== YOUR GOAL ==
List each line holding the string "image".

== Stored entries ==

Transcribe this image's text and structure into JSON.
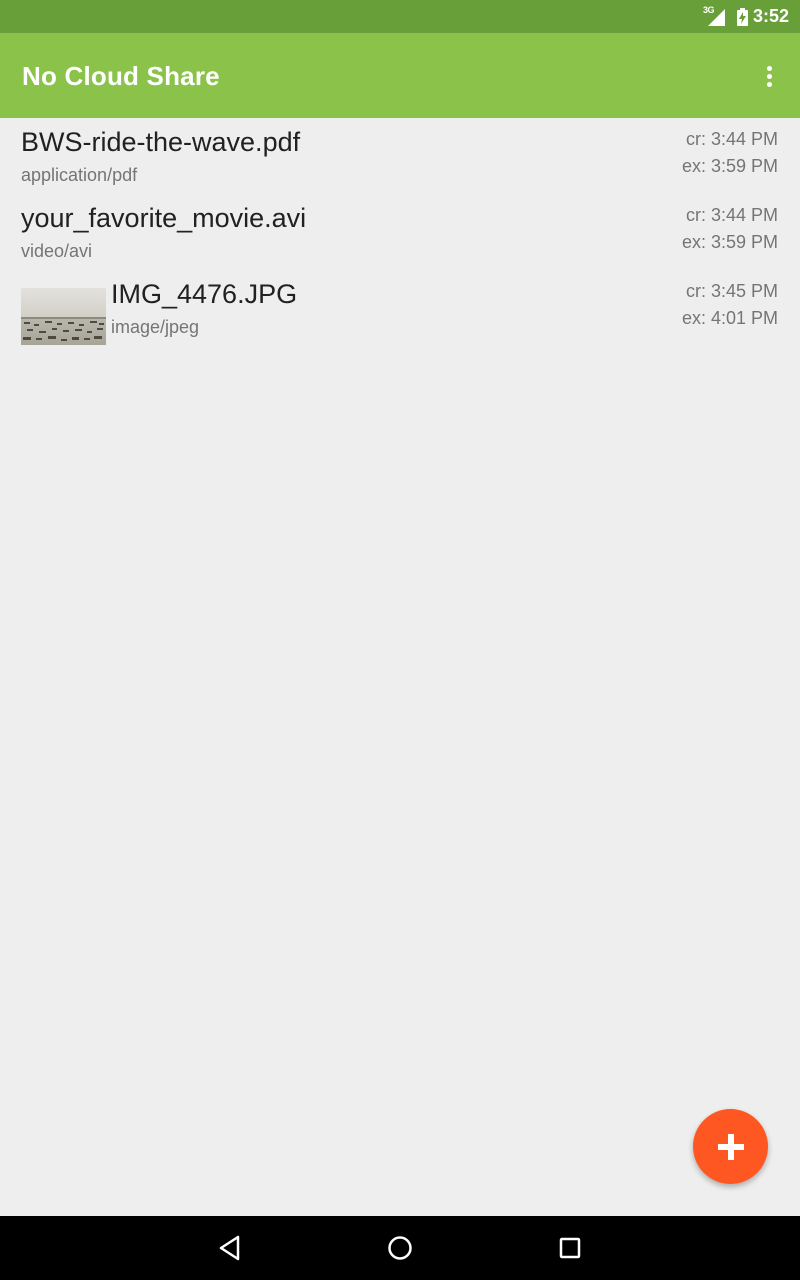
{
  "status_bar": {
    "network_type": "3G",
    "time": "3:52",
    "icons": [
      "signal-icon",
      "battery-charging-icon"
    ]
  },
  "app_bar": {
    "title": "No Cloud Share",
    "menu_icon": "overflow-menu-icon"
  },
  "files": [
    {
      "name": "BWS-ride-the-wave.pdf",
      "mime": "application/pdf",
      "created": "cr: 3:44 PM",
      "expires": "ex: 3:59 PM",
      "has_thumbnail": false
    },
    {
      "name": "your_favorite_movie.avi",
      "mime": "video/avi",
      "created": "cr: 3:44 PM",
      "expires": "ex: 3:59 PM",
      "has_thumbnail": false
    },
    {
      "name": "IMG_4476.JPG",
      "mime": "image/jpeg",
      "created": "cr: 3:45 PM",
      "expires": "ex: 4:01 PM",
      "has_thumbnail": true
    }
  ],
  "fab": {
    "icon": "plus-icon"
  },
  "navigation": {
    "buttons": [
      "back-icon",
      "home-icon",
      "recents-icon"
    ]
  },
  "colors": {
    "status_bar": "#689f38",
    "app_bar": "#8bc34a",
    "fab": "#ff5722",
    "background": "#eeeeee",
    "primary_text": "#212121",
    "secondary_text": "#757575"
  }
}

== EXPECTED ANSWER ==
Transcribe this image's text and structure into JSON.
      "mime": "image/jpeg",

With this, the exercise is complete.